[Recorded data — start]

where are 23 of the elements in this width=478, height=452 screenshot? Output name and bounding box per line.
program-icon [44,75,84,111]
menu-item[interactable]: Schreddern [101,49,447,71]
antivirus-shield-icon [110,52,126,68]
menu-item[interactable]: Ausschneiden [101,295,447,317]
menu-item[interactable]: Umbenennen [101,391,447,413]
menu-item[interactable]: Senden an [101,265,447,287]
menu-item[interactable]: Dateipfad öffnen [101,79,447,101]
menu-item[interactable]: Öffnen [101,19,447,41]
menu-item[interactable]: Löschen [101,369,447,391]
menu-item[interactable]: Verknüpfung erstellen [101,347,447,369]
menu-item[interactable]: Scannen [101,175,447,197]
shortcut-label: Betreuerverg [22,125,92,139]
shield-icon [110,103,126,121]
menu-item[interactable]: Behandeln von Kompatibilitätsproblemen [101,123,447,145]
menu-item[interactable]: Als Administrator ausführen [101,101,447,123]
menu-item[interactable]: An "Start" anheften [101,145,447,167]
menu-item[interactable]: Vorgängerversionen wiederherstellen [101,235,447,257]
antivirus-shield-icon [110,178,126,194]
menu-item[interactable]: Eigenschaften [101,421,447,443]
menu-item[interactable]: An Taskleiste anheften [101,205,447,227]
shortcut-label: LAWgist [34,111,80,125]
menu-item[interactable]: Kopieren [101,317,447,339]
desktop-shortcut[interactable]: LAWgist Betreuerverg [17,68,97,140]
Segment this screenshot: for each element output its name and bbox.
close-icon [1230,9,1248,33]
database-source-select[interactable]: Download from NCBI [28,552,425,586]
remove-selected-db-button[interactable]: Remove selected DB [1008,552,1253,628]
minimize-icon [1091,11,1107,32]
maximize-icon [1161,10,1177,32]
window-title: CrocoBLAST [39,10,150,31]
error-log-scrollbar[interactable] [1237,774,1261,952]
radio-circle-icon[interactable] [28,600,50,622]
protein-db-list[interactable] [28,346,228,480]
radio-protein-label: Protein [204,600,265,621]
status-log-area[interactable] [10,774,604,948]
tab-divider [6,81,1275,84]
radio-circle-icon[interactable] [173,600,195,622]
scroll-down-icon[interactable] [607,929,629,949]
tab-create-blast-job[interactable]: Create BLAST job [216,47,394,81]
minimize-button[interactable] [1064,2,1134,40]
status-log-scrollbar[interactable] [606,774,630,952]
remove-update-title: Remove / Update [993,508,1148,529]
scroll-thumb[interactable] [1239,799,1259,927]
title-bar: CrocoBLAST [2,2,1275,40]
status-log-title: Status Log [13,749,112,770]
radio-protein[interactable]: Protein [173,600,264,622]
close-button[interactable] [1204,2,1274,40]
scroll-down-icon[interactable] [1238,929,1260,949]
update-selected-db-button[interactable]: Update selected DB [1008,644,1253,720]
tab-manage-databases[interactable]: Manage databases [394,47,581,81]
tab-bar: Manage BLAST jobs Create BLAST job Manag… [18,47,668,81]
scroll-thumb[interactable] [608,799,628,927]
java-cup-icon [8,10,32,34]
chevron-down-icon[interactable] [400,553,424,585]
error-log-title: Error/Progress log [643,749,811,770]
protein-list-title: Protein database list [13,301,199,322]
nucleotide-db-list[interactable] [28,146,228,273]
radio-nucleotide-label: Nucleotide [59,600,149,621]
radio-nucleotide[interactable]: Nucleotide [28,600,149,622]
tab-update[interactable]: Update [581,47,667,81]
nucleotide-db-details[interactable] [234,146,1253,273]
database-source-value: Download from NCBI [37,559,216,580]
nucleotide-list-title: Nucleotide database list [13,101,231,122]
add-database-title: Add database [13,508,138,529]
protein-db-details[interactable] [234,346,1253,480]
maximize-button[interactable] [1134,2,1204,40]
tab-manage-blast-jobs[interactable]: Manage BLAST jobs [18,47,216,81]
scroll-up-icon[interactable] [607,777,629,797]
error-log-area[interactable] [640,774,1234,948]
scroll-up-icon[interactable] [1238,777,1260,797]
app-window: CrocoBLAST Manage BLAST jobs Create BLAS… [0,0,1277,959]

[Recorded data — finish]

In the lines above, find each one with "Update" and list it.

remove-update-title: Remove / Update [993,508,1148,529]
update-selected-db-button[interactable]: Update selected DB [1008,644,1253,720]
tab-update[interactable]: Update [581,47,667,81]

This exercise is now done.